FRAGMENTO SELECCIONADO ->
# # # # # # #

La angustia contemporánea está
dando paso a la fría indiferencia religiosa postmoderna, aunque algunos hablen
del retorno de lo sagrado. El éxito de “Matrix”, “El Señor de los anillos”, o
“Harry Poters”, llenos de magia, misterio e intenciones religiosas, son visones
ajenas a la fe y la razón. En términos
culturales, la humanidad está experimentando la retirada de lo divino y la
“muerte de Dios” no para que se ensanchen los límites de lo humano, ni para que
este superhombre adquiera valores divinos, sino que el deicidio le ha dejado
solo y despreocupado. La barbarie sigue asomando todos los días sin que caigan
rayos del cielo sobre tanta violencia. El terror mediático es solo la punta del
iceberg de lo pequeño que se ha hecho el hombre. El hombre ha dejado de crecer.
Hace tiempo que el hombre occidental se viene pensando solo y se ha desligado
de la trascendencia. Pero la duda que nos asalta es si Dios es olvidado o
desconocido en estos momentos. Como le pasó a Pablo en Atenas, creemos que el
Dios en el que vivimos, nos movemos y somos, es también ese desconocido de
nuestros tiempos. La indiferencia produce desconocimiento e ignorancia
absoluta, en la mayoría de los casos. Y es esa ignorancia ha dejado al hombre
postmoderno al borde del precipicio.
No suelo ser un provocador, ni un
profeta de la calamidad, pero la iglesia parece no tener respuestas ante la
angustia moderna y la indiferencia postmoderna. La iglesia templocéntrica no
parece solucionar los problemas de afuera de sus muros. La religión y la
sociedad se han divorciado. Hay un terrible pozo negro cuando se destapan los
truenos de la guerra, donde la malicia, egoísmo y perversidad del corazón y
espíritu del hombre enseñan su
putrefacción. No hay creatividad para la paz porque los dictadores de la
historia se han colocado en lugar de Dios. Desean abolir la creencia en Dios
porque no toleran rivales. Nuestros conductores no están iluminados por la luz
de las grandes alturas y la fe moderna es un laicismo apenas teñido por el
sentimiento religioso y nunca por el compromiso y aceptación de Dios.

# # # # # # #

DATOS PROPORCIONADOS ->

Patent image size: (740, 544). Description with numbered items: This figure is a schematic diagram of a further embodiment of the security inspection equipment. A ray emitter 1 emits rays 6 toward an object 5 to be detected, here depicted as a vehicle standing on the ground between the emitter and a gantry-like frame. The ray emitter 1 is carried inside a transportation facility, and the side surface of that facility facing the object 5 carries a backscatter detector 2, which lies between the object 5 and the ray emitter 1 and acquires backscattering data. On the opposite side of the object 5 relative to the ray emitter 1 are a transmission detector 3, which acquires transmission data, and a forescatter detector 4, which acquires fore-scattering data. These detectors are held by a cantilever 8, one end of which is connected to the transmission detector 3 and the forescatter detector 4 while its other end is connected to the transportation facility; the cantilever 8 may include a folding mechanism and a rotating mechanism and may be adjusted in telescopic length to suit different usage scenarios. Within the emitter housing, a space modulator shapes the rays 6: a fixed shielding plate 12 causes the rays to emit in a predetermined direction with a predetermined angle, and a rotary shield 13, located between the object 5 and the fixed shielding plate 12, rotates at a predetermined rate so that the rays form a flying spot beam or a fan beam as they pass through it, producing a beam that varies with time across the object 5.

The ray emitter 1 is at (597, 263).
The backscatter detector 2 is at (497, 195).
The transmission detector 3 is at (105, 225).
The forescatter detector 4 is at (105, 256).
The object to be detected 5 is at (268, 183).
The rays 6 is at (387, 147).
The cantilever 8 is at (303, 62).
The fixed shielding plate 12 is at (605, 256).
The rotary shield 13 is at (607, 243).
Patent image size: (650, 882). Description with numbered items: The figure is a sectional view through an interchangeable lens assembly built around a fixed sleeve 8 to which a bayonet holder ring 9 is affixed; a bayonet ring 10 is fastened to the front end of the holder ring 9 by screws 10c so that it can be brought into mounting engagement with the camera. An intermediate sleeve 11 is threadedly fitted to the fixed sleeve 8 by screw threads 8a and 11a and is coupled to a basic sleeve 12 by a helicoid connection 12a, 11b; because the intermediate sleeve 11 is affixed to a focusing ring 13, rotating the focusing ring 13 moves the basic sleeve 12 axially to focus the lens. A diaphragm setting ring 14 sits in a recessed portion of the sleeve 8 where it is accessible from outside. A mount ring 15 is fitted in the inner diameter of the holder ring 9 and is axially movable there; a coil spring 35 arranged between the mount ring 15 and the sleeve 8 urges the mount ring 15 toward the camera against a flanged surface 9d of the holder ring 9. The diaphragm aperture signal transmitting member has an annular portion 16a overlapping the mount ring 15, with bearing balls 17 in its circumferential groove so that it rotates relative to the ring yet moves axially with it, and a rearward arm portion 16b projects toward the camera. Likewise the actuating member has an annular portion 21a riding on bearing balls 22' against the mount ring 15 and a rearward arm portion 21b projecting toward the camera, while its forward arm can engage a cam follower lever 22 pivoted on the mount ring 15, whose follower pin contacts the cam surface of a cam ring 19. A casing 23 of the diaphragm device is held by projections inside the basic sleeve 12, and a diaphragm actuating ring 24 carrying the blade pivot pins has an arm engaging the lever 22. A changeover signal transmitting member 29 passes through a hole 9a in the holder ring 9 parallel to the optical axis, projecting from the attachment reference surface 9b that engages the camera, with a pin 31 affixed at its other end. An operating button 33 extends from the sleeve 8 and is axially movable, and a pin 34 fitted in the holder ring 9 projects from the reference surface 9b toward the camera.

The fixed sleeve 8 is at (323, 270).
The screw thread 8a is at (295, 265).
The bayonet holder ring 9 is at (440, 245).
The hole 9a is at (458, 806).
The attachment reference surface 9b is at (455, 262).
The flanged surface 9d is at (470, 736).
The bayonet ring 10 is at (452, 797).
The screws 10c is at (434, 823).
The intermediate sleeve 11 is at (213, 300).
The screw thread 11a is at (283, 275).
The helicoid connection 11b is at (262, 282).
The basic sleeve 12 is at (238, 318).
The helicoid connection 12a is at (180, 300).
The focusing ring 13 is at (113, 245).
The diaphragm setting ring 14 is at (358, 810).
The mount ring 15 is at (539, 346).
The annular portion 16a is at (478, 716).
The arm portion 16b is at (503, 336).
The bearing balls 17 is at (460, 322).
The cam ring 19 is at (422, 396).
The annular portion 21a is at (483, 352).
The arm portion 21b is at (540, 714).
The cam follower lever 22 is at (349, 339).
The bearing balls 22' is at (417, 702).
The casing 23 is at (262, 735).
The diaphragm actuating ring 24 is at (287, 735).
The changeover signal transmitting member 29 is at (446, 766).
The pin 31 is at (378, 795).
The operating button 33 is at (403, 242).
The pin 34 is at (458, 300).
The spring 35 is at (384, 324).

# # # # # # #

CONSIGNA 1 ->
Responde según el fragmento sobre la indiferencia religiosa:
(a) ¿A qué está dando paso la angustia contemporánea?
(b) ¿En qué ciudad ocurrió lo que le pasó a Pablo?
(c) ¿Por qué desean los dictadores de la historia abolir la creencia en Dios?
CONSIGNA 2 ->
Prosigue el fragmento sobre la indiferencia religiosa a partir de su última oración.

RESPUESTA 1 ->
(a) A la fría indiferencia religiosa postmoderna.
(b) En Atenas.
(c) Porque no toleran rivales.

RESPUESTA 2 ->
No suelen estar muy equivocados
los que dicen que si el mundo busca su alma no le ayudarán las religiones a
encontrarla, porque las religiones dividen a la humanidad y a veces con
hostilidad. El mismo protestantismo, cuya Reforma supuso la liberación de las
conciencias, la revalorización de los valores personales y la modernidad con lo
que ha supuesto de avance científico y técnico, a veces no se ha desarrollado
en el sentido e imaginación sociales. A veces el cristianismo ha dado mas
importancia a la contemplación que a la acción, a la teoría mas que a la
práctica. A veces el Reino de Dios se ha entendido como un Reino para los
cielos desviando a los hombres sus esfuerzos para asegurar mejor la vida sobre
la tierra. La religión, en muchos aspectos y en muchos creyentes, parece haber
perdido todo su poder espiritual y haberse convertido en esqueleto muerto o letra muerta que ya no va a revivir. Oriente
y Occidente, razas y naciones, judíos y árabes, hindúes y cristianos, somos
incapaces de llegar a un entendimiento. La creencia en un solo Dios tampoco ha
traído la paz y la unidad. Hay demasiados ciegos dando interpretaciones de
un Dios que no se puede abarcar.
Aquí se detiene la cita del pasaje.